■ **THE PROBLEM**
Check each line of the listing for the word "content" and give only the number of lines that have it.

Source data
== == ==
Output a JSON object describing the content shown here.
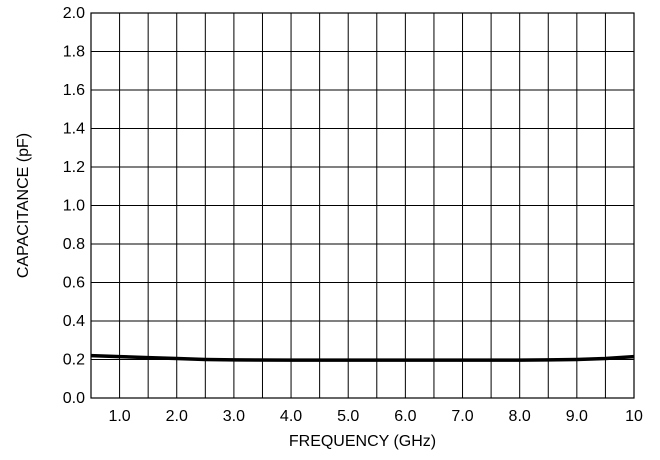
{
  "chart_data": {
    "type": "line",
    "title": "",
    "xlabel": "FREQUENCY (GHz)",
    "ylabel": "CAPACITANCE (pF)",
    "xlim": [
      0.5,
      10
    ],
    "ylim": [
      0,
      2.0
    ],
    "x_ticks": [
      1.0,
      2.0,
      3.0,
      4.0,
      5.0,
      6.0,
      7.0,
      8.0,
      9.0,
      10
    ],
    "x_tick_labels": [
      "1.0",
      "2.0",
      "3.0",
      "4.0",
      "5.0",
      "6.0",
      "7.0",
      "8.0",
      "9.0",
      "10"
    ],
    "y_ticks": [
      0,
      0.2,
      0.4,
      0.6,
      0.8,
      1.0,
      1.2,
      1.4,
      1.6,
      1.8,
      2.0
    ],
    "y_tick_labels": [
      "0.0",
      "0.2",
      "0.4",
      "0.6",
      "0.8",
      "1.0",
      "1.2",
      "1.4",
      "1.6",
      "1.8",
      "2.0"
    ],
    "x_grid_step": 0.5,
    "grid": true,
    "series": [
      {
        "x": [
          0.5,
          1.0,
          1.5,
          2.0,
          2.5,
          3.0,
          4.0,
          5.0,
          6.0,
          7.0,
          8.0,
          8.5,
          9.0,
          9.5,
          10.0
        ],
        "values": [
          0.22,
          0.215,
          0.21,
          0.205,
          0.2,
          0.198,
          0.197,
          0.197,
          0.197,
          0.197,
          0.197,
          0.198,
          0.2,
          0.205,
          0.215
        ],
        "color": "#000000"
      }
    ]
  }
}
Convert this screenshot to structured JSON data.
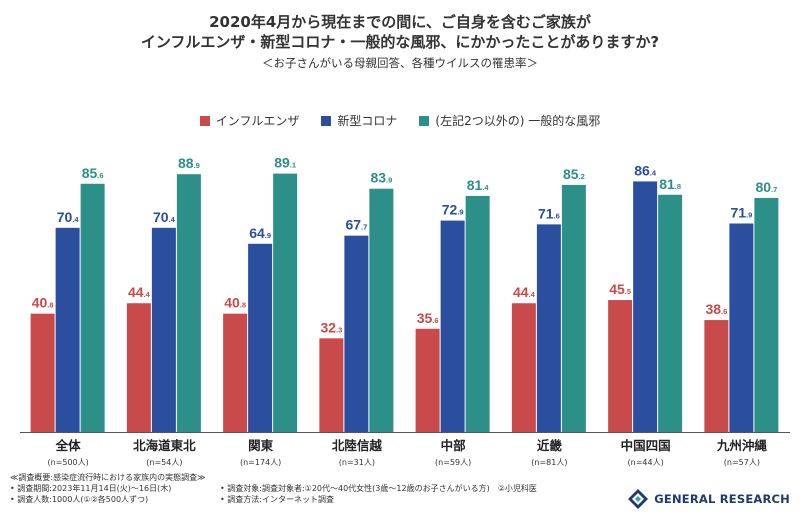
{
  "header": {
    "title_line1": "2020年4月から現在までの間に、ご自身を含むご家族が",
    "title_line2": "インフルエンザ・新型コロナ・一般的な風邪、にかかったことがありますか?",
    "subtitle": "＜お子さんがいる母親回答、各種ウイルスの罹患率＞"
  },
  "colors": {
    "influenza": "#c84a4a",
    "covid": "#2b4e9e",
    "cold": "#2c9088"
  },
  "chart_data": {
    "type": "bar",
    "categories": [
      "全体",
      "北海道東北",
      "関東",
      "北陸信越",
      "中部",
      "近畿",
      "中国四国",
      "九州沖縄"
    ],
    "sample_sizes": [
      "(n=500人)",
      "(n=54人)",
      "(n=174人)",
      "(n=31人)",
      "(n=59人)",
      "(n=81人)",
      "(n=44人)",
      "(n=57人)"
    ],
    "series": [
      {
        "name": "インフルエンザ",
        "values": [
          40.8,
          44.4,
          40.8,
          32.3,
          35.6,
          44.4,
          45.5,
          38.6
        ]
      },
      {
        "name": "新型コロナ",
        "values": [
          70.4,
          70.4,
          64.9,
          67.7,
          72.9,
          71.6,
          86.4,
          71.9
        ]
      },
      {
        "name": "(左記2つ以外の) 一般的な風邪",
        "values": [
          85.6,
          88.9,
          89.1,
          83.9,
          81.4,
          85.2,
          81.8,
          80.7
        ]
      }
    ],
    "ylim": [
      0,
      100
    ],
    "legend_position": "top",
    "grid": false
  },
  "footer": {
    "heading": "≪調査概要:感染症流行時における家族内の実態調査≫",
    "period": "• 調査期間:2023年11月14日(火)〜16日(木)",
    "count": "• 調査人数:1000人(①②各500人ずつ)",
    "target": "• 調査対象:調査対象者:①20代〜40代女性(3歳〜12歳のお子さんがいる方)　②小児科医",
    "method": "• 調査方法:インターネット調査"
  },
  "brand": {
    "name": "GENERAL RESEARCH"
  }
}
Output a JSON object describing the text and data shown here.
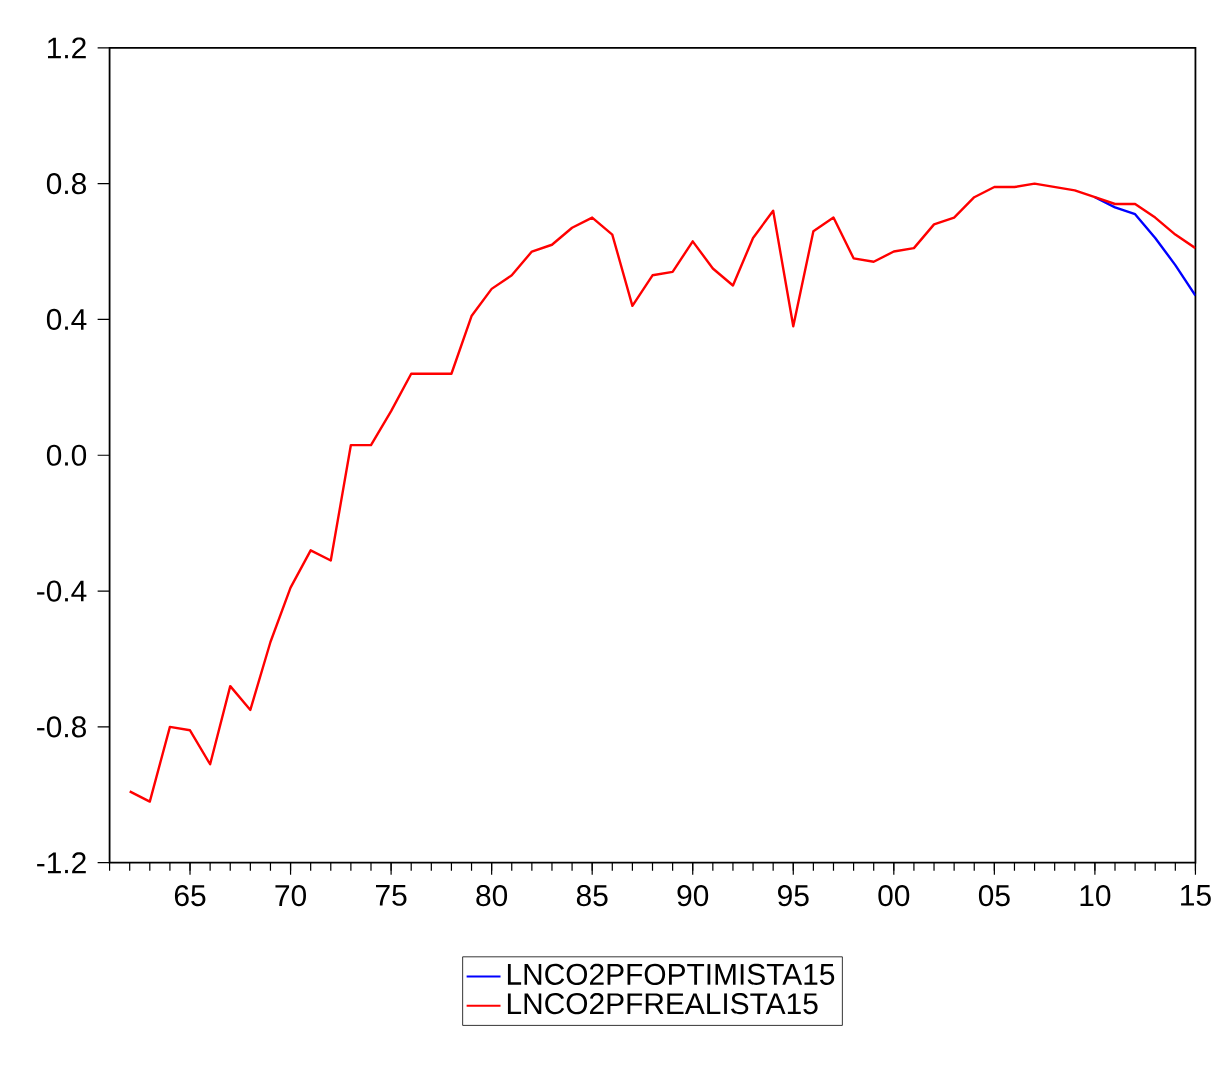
{
  "chart_data": {
    "type": "line",
    "x": [
      1962,
      1963,
      1964,
      1965,
      1966,
      1967,
      1968,
      1969,
      1970,
      1971,
      1972,
      1973,
      1974,
      1975,
      1976,
      1977,
      1978,
      1979,
      1980,
      1981,
      1982,
      1983,
      1984,
      1985,
      1986,
      1987,
      1988,
      1989,
      1990,
      1991,
      1992,
      1993,
      1994,
      1995,
      1996,
      1997,
      1998,
      1999,
      2000,
      2001,
      2002,
      2003,
      2004,
      2005,
      2006,
      2007,
      2008,
      2009,
      2010,
      2011,
      2012,
      2013,
      2014,
      2015
    ],
    "series": [
      {
        "name": "LNCO2PFOPTIMISTA15",
        "color": "#0000ff",
        "values": [
          null,
          null,
          null,
          null,
          null,
          null,
          null,
          null,
          null,
          null,
          null,
          null,
          null,
          null,
          null,
          null,
          null,
          null,
          null,
          null,
          null,
          null,
          null,
          null,
          null,
          null,
          null,
          null,
          null,
          null,
          null,
          null,
          null,
          null,
          null,
          null,
          null,
          null,
          null,
          null,
          null,
          null,
          null,
          null,
          null,
          null,
          null,
          null,
          0.76,
          0.73,
          0.71,
          0.64,
          0.56,
          0.47
        ]
      },
      {
        "name": "LNCO2PFREALISTA15",
        "color": "#ff0000",
        "values": [
          -0.99,
          -1.02,
          -0.8,
          -0.81,
          -0.91,
          -0.68,
          -0.75,
          -0.55,
          -0.39,
          -0.28,
          -0.31,
          0.03,
          0.03,
          0.13,
          0.24,
          0.24,
          0.24,
          0.41,
          0.49,
          0.53,
          0.6,
          0.62,
          0.67,
          0.7,
          0.65,
          0.44,
          0.53,
          0.54,
          0.63,
          0.55,
          0.5,
          0.64,
          0.72,
          0.38,
          0.66,
          0.7,
          0.58,
          0.57,
          0.6,
          0.61,
          0.68,
          0.7,
          0.76,
          0.79,
          0.79,
          0.8,
          0.79,
          0.78,
          0.76,
          0.74,
          0.74,
          0.7,
          0.65,
          0.61
        ]
      }
    ],
    "xlim": [
      1961,
      2015
    ],
    "xticks": [
      {
        "value": 1965,
        "label": "65"
      },
      {
        "value": 1970,
        "label": "70"
      },
      {
        "value": 1975,
        "label": "75"
      },
      {
        "value": 1980,
        "label": "80"
      },
      {
        "value": 1985,
        "label": "85"
      },
      {
        "value": 1990,
        "label": "90"
      },
      {
        "value": 1995,
        "label": "95"
      },
      {
        "value": 2000,
        "label": "00"
      },
      {
        "value": 2005,
        "label": "05"
      },
      {
        "value": 2010,
        "label": "10"
      },
      {
        "value": 2015,
        "label": "15"
      }
    ],
    "ylim": [
      -1.2,
      1.2
    ],
    "yticks": [
      -1.2,
      -0.8,
      -0.4,
      {
        "value": 0,
        "label": "0.0"
      },
      0.4,
      0.8,
      1.2
    ],
    "legend": "bottom",
    "grid": false,
    "marker": "none",
    "line_style": "solid"
  }
}
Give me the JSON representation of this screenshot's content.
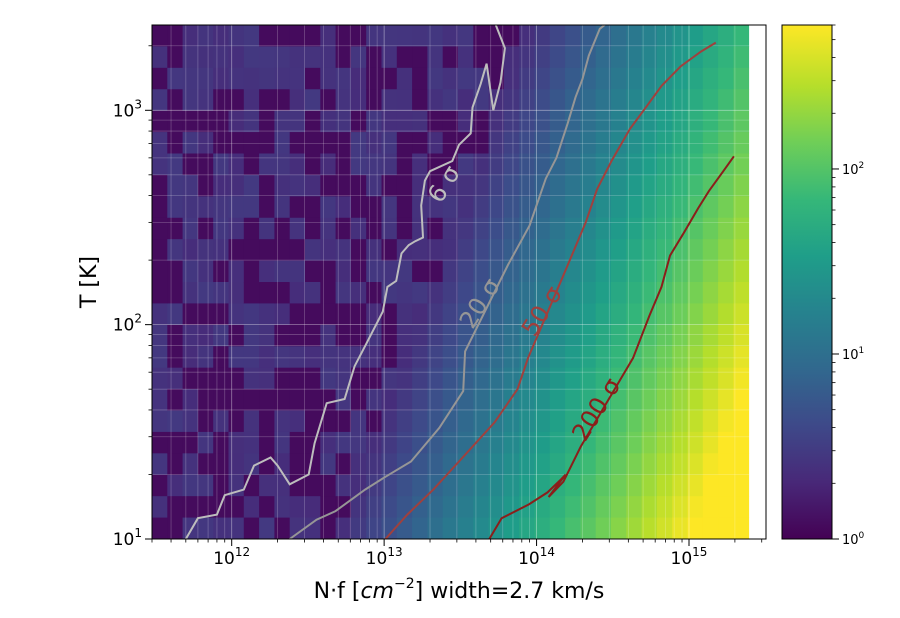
{
  "chart_data": {
    "type": "heatmap",
    "title": "",
    "xlabel": "N·f [cm^-2] width=2.7 km/s",
    "xlabel_parts": {
      "prefix": "N·f [",
      "italic": "cm",
      "sup": "−2",
      "suffix": "] width=2.7 km/s"
    },
    "ylabel": "T [K]",
    "x_scale": "log",
    "y_scale": "log",
    "xlim": [
      300000000000.0,
      3200000000000000.0
    ],
    "ylim": [
      10,
      2500
    ],
    "x_ticks": [
      {
        "value": 1000000000000.0,
        "base": "10",
        "exp": "12"
      },
      {
        "value": 10000000000000.0,
        "base": "10",
        "exp": "13"
      },
      {
        "value": 100000000000000.0,
        "base": "10",
        "exp": "14"
      },
      {
        "value": 1000000000000000.0,
        "base": "10",
        "exp": "15"
      }
    ],
    "y_ticks": [
      {
        "value": 10,
        "base": "10",
        "exp": "1"
      },
      {
        "value": 100,
        "base": "10",
        "exp": "2"
      },
      {
        "value": 1000,
        "base": "10",
        "exp": "3"
      }
    ],
    "colormap": "viridis",
    "colorbar": {
      "scale": "log",
      "range": [
        1,
        600
      ],
      "ticks": [
        {
          "value": 1,
          "base": "10",
          "exp": "0"
        },
        {
          "value": 10,
          "base": "10",
          "exp": "1"
        },
        {
          "value": 100,
          "base": "10",
          "exp": "2"
        }
      ]
    },
    "grid": true,
    "contours": [
      {
        "label": "6 σ",
        "level": 6,
        "color": "#bdbdbd",
        "label_at": [
          25000000000000.0,
          450
        ],
        "label_angle": -58,
        "points": [
          [
            500000000000.0,
            10
          ],
          [
            600000000000.0,
            12.5
          ],
          [
            800000000000.0,
            13
          ],
          [
            900000000000.0,
            16
          ],
          [
            1200000000000.0,
            17
          ],
          [
            1400000000000.0,
            22
          ],
          [
            1800000000000.0,
            24
          ],
          [
            2000000000000.0,
            22
          ],
          [
            2400000000000.0,
            18
          ],
          [
            3200000000000.0,
            20
          ],
          [
            3500000000000.0,
            28
          ],
          [
            4200000000000.0,
            43
          ],
          [
            5500000000000.0,
            45
          ],
          [
            6400000000000.0,
            64
          ],
          [
            7600000000000.0,
            81
          ],
          [
            9800000000000.0,
            115
          ],
          [
            10500000000000.0,
            150
          ],
          [
            12000000000000.0,
            160
          ],
          [
            13000000000000.0,
            215
          ],
          [
            14500000000000.0,
            235
          ],
          [
            16000000000000.0,
            245
          ],
          [
            18000000000000.0,
            255
          ],
          [
            17500000000000.0,
            360
          ],
          [
            18500000000000.0,
            470
          ],
          [
            20000000000000.0,
            520
          ],
          [
            28000000000000.0,
            580
          ],
          [
            31000000000000.0,
            690
          ],
          [
            37000000000000.0,
            780
          ],
          [
            38000000000000.0,
            1030
          ],
          [
            43000000000000.0,
            1330
          ],
          [
            47000000000000.0,
            1650
          ],
          [
            52000000000000.0,
            1000
          ],
          [
            58000000000000.0,
            1350
          ],
          [
            62000000000000.0,
            1950
          ],
          [
            54000000000000.0,
            2500
          ]
        ]
      },
      {
        "label": "20 σ",
        "level": 20,
        "color": "#969696",
        "label_at": [
          43000000000000.0,
          125
        ],
        "label_angle": -58,
        "points": [
          [
            2400000000000.0,
            10
          ],
          [
            3600000000000.0,
            12.3
          ],
          [
            4800000000000.0,
            13.5
          ],
          [
            7500000000000.0,
            17
          ],
          [
            10200000000000.0,
            19.5
          ],
          [
            15000000000000.0,
            23
          ],
          [
            23000000000000.0,
            33
          ],
          [
            33000000000000.0,
            49
          ],
          [
            34000000000000.0,
            75
          ],
          [
            65000000000000.0,
            190
          ],
          [
            90000000000000.0,
            290
          ],
          [
            115000000000000.0,
            480
          ],
          [
            135000000000000.0,
            600
          ],
          [
            160000000000000.0,
            870
          ],
          [
            180000000000000.0,
            1150
          ],
          [
            200000000000000.0,
            1400
          ],
          [
            220000000000000.0,
            1800
          ],
          [
            260000000000000.0,
            2400
          ],
          [
            280000000000000.0,
            2500
          ]
        ]
      },
      {
        "label": "50 σ",
        "level": 50,
        "color": "#a0403d",
        "label_at": [
          110000000000000.0,
          115
        ],
        "label_angle": -58,
        "points": [
          [
            10200000000000.0,
            10
          ],
          [
            14200000000000.0,
            13
          ],
          [
            21000000000000.0,
            17
          ],
          [
            31000000000000.0,
            23
          ],
          [
            53000000000000.0,
            35
          ],
          [
            75000000000000.0,
            50
          ],
          [
            88000000000000.0,
            70
          ],
          [
            150000000000000.0,
            170
          ],
          [
            210000000000000.0,
            300
          ],
          [
            250000000000000.0,
            430
          ],
          [
            310000000000000.0,
            580
          ],
          [
            410000000000000.0,
            820
          ],
          [
            530000000000000.0,
            1050
          ],
          [
            660000000000000.0,
            1300
          ],
          [
            880000000000000.0,
            1600
          ],
          [
            1200000000000000.0,
            1880
          ],
          [
            1500000000000000.0,
            2070
          ]
        ]
      },
      {
        "label": "200 σ",
        "level": 200,
        "color": "#8b1e1a",
        "label_at": [
          250000000000000.0,
          40
        ],
        "label_angle": -58,
        "points": [
          [
            49000000000000.0,
            10
          ],
          [
            59000000000000.0,
            12.5
          ],
          [
            89000000000000.0,
            14.5
          ],
          [
            118000000000000.0,
            16.5
          ],
          [
            145000000000000.0,
            19
          ],
          [
            155000000000000.0,
            20
          ],
          [
            120000000000000.0,
            15.7
          ],
          [
            150000000000000.0,
            18.5
          ],
          [
            195000000000000.0,
            27
          ],
          [
            430000000000000.0,
            70
          ],
          [
            550000000000000.0,
            110
          ],
          [
            660000000000000.0,
            150
          ],
          [
            750000000000000.0,
            210
          ],
          [
            930000000000000.0,
            270
          ],
          [
            1150000000000000.0,
            350
          ],
          [
            1350000000000000.0,
            420
          ],
          [
            1680000000000000.0,
            520
          ],
          [
            1970000000000000.0,
            610
          ]
        ]
      }
    ]
  }
}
== == ==
■ **EXERCISE ANSWER**
2